■ **Data section**
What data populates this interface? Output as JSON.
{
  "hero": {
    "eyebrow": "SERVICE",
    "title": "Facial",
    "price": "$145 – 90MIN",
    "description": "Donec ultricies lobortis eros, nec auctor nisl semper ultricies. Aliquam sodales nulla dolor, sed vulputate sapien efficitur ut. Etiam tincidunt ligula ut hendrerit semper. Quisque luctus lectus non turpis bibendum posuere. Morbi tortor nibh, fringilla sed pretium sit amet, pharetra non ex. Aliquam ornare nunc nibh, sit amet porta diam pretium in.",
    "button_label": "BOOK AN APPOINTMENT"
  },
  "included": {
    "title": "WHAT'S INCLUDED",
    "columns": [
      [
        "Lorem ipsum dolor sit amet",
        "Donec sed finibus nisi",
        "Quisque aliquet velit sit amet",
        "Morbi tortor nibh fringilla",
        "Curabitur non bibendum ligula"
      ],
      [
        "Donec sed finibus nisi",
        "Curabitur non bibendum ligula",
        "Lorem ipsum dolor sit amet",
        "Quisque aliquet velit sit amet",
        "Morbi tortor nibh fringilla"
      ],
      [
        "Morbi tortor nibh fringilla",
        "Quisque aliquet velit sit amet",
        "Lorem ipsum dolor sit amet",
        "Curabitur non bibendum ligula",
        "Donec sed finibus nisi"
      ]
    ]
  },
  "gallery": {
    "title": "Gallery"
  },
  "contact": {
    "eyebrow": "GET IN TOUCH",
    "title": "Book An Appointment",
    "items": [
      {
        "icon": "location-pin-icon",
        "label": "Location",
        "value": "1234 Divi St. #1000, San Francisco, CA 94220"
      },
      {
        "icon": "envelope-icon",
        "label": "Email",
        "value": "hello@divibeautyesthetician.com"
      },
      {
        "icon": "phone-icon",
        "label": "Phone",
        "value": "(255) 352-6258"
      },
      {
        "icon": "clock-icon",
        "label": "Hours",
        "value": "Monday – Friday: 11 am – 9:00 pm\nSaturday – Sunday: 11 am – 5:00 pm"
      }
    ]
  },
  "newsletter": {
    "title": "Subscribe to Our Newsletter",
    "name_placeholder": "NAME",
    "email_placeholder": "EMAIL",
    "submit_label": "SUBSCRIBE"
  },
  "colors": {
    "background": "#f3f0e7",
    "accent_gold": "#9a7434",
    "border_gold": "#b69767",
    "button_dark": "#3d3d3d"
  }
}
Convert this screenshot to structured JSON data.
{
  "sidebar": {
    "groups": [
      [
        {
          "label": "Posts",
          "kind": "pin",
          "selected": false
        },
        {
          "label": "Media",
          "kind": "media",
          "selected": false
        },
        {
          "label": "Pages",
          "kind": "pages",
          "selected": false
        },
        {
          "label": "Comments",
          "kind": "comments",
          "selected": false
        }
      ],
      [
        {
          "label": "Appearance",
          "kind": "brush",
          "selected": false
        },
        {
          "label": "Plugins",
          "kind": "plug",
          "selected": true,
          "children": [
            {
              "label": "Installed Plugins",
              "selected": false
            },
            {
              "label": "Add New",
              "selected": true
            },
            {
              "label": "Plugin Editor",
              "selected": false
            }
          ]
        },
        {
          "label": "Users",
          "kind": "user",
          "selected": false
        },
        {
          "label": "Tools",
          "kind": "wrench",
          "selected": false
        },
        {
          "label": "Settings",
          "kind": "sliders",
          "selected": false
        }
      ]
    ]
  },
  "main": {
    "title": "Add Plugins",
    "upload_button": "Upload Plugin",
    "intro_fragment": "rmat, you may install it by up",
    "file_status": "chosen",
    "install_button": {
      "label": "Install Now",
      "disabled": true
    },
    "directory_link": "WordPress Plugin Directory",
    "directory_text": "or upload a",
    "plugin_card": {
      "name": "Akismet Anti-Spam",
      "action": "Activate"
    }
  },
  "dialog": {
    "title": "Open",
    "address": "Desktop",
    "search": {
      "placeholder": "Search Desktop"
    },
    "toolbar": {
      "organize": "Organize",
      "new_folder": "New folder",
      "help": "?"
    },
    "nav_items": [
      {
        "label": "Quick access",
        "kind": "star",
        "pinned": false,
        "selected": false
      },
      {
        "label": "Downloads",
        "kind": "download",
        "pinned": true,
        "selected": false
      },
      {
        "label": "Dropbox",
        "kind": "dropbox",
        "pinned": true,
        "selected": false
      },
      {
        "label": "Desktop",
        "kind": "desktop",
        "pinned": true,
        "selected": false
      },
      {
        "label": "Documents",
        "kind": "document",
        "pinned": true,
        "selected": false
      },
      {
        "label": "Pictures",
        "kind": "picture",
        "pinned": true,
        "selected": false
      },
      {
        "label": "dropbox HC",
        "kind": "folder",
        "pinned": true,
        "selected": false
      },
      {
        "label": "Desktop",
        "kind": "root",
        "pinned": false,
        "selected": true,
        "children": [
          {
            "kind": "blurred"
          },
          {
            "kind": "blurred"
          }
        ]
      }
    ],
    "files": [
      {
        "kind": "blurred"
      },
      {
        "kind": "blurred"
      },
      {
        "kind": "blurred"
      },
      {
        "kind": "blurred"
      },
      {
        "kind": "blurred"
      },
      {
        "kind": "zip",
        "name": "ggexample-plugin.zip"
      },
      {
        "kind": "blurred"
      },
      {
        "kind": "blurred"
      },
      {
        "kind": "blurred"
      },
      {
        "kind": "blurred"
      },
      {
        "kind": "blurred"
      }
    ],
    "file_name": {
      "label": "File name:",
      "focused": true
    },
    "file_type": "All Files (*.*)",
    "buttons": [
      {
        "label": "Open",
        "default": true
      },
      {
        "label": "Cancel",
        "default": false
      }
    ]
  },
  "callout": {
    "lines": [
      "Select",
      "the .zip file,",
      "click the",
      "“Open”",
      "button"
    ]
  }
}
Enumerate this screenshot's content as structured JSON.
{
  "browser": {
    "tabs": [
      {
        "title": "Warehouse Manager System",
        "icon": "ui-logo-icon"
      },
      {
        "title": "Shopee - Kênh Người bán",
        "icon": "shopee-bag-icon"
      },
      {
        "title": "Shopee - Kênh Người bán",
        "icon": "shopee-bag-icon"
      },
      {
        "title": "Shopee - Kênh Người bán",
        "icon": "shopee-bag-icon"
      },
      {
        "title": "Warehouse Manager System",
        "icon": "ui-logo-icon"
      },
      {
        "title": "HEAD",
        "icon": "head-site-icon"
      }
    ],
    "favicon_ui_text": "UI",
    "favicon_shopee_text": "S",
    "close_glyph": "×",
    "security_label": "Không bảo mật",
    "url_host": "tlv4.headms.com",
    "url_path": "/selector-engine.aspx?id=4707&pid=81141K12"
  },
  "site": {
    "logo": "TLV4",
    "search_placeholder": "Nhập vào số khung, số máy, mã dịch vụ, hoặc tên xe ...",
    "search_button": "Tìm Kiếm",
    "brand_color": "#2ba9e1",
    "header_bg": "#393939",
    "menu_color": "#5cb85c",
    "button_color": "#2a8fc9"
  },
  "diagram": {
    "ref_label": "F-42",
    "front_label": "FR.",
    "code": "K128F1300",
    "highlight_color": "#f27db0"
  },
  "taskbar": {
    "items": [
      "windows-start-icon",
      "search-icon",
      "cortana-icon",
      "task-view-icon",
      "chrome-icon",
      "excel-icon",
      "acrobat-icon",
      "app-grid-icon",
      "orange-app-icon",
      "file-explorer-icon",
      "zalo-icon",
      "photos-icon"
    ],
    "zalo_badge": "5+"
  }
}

■ **Challenge**
All lines above containing the string "nibh" are to be collected.

■ **Finished task**
    "description": "Donec ultricies lobortis eros, nec auctor nisl semper ultricies. Aliquam sodales nulla dolor, sed vulputate sapien efficitur ut. Etiam tincidunt ligula ut hendrerit semper. Quisque luctus lectus non turpis bibendum posuere. Morbi tortor nibh, fringilla sed pretium sit amet, pharetra non ex. Aliquam ornare nunc nibh, sit amet porta diam pretium in.",
        "Morbi tortor nibh fringilla",
        "Morbi tortor nibh fringilla"
        "Morbi tortor nibh fringilla",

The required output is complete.